··· Stored rows ···
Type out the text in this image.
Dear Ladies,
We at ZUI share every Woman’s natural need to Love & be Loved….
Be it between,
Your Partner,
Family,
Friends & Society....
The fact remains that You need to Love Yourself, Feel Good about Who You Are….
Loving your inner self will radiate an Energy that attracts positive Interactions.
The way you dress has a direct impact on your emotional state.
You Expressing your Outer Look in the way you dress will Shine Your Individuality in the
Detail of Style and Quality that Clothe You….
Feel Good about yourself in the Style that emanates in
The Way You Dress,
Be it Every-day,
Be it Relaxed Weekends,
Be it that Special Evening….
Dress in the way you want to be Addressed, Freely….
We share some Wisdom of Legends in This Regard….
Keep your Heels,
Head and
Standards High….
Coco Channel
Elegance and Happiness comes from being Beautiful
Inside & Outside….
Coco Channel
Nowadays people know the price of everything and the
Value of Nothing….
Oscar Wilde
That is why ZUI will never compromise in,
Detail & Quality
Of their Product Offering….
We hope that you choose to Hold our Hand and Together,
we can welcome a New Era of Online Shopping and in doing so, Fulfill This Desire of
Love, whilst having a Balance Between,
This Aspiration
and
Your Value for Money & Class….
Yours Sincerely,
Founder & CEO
···
• _What is needed_
Track down the lines that include the word "Style" and copy them.

• _Correct output_
Detail of Style and Quality that Clothe You….
Feel Good about yourself in the Style that emanates in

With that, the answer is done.